Requirement |
The material below should be written out in full and exactly; pictures stay out of the copy.

Material |
********************

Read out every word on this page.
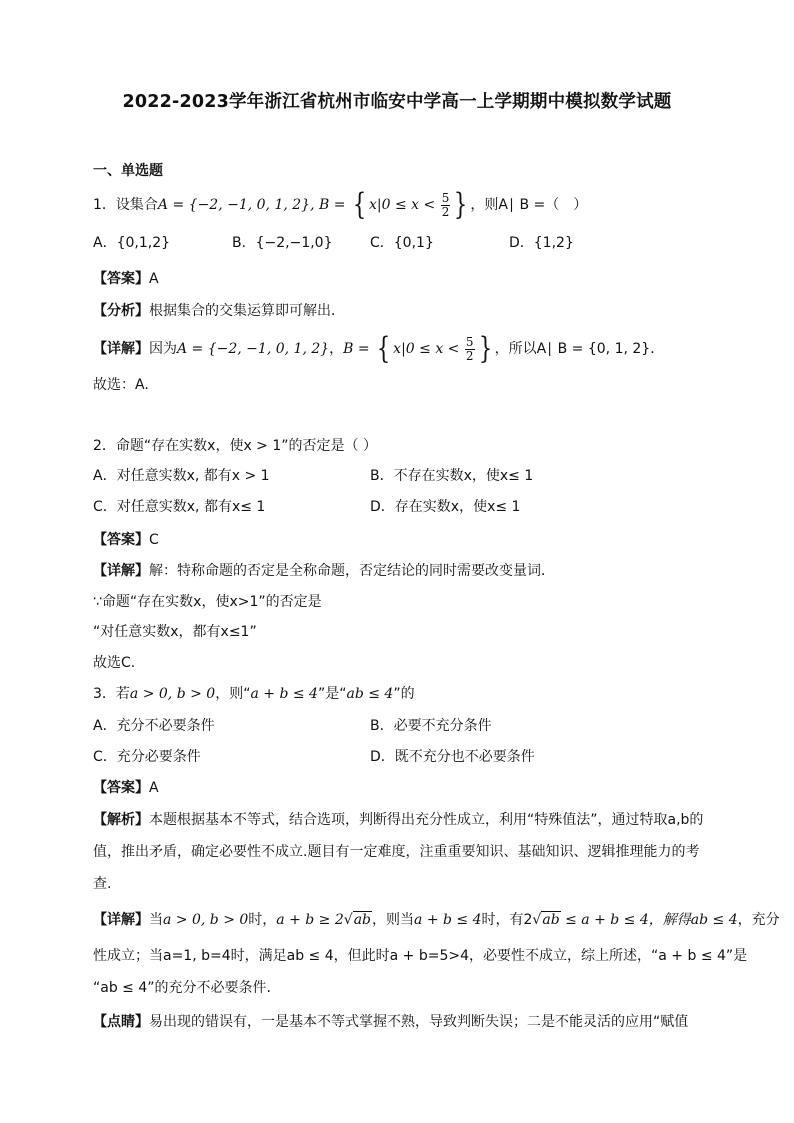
2022-2023学年浙江省杭州市临安中学高一上学期期中模拟数学试题
一、单选题
1．设集合A = {−2, −1, 0, 1, 2}, B = { $x|0 \le x < \frac{5}{2}$ } ，则A∣ B =（　）
A．{0,1,2}	B．{−2,−1,0}	C．{0,1}	D．{1,2}
【答案】A
【分析】根据集合的交集运算即可解出．
【详解】因为A = {−2, −1, 0, 1, 2}，B = { $x|0 \le x < \frac{5}{2}$ } ，所以A∣ B = {0, 1, 2}．
故选：A.
2．命题“存在实数x，使x > 1”的否定是（ ）
A．对任意实数x, 都有x > 1	B．不存在实数x，使x≤ 1
C．对任意实数x, 都有x≤ 1	D．存在实数x，使x≤ 1
【答案】C
【详解】解：特称命题的否定是全称命题，否定结论的同时需要改变量词．
∵命题“存在实数x，使x>1”的否定是
“对任意实数x，都有x≤1”
故选C.
3．若a > 0, b > 0，则“a + b ≤ 4”是“ab ≤ 4”的
A．充分不必要条件	B．必要不充分条件
C．充分必要条件	D．既不充分也不必要条件
【答案】A
【解析】本题根据基本不等式，结合选项，判断得出充分性成立，利用“特殊值法”，通过特取a,b的
值，推出矛盾，确定必要性不成立.题目有一定难度，注重重要知识、基础知识、逻辑推理能力的考
查.
【详解】当a > 0, b > 0时，a + b ≥ 2√ab，则当a + b ≤ 4时，有2√ab ≤ a + b ≤ 4，解得ab ≤ 4，充分
性成立；当a=1, b=4时，满足ab ≤ 4，但此时a + b=5>4，必要性不成立，综上所述，“a + b ≤ 4”是
“ab ≤ 4”的充分不必要条件.
【点睛】易出现的错误有，一是基本不等式掌握不熟，导致判断失误；二是不能灵活的应用“赋值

********************

Solution below |
Read out every word on this page.
2022-2023学年浙江省杭州市临安中学高一上学期期中模拟数学试题
一、单选题
1．设集合A = {−2, −1, 0, 1, 2}, B = { $x|0 \le x < \frac{5}{2}$ } ，则A∣ B =（　）
A．{0,1,2}	B．{−2,−1,0}	C．{0,1}	D．{1,2}
【答案】A
【分析】根据集合的交集运算即可解出．
【详解】因为A = {−2, −1, 0, 1, 2}，B = { $x|0 \le x < \frac{5}{2}$ } ，所以A∣ B = {0, 1, 2}．
故选：A.
2．命题“存在实数x，使x > 1”的否定是（ ）
A．对任意实数x, 都有x > 1	B．不存在实数x，使x≤ 1
C．对任意实数x, 都有x≤ 1	D．存在实数x，使x≤ 1
【答案】C
【详解】解：特称命题的否定是全称命题，否定结论的同时需要改变量词．
∵命题“存在实数x，使x>1”的否定是
“对任意实数x，都有x≤1”
故选C.
3．若a > 0, b > 0，则“a + b ≤ 4”是“ab ≤ 4”的
A．充分不必要条件	B．必要不充分条件
C．充分必要条件	D．既不充分也不必要条件
【答案】A
【解析】本题根据基本不等式，结合选项，判断得出充分性成立，利用“特殊值法”，通过特取a,b的
值，推出矛盾，确定必要性不成立.题目有一定难度，注重重要知识、基础知识、逻辑推理能力的考
查.
【详解】当a > 0, b > 0时，a + b ≥ 2√ab，则当a + b ≤ 4时，有2√ab ≤ a + b ≤ 4，解得ab ≤ 4，充分
性成立；当a=1, b=4时，满足ab ≤ 4，但此时a + b=5>4，必要性不成立，综上所述，“a + b ≤ 4”是
“ab ≤ 4”的充分不必要条件.
【点睛】易出现的错误有，一是基本不等式掌握不熟，导致判断失误；二是不能灵活的应用“赋值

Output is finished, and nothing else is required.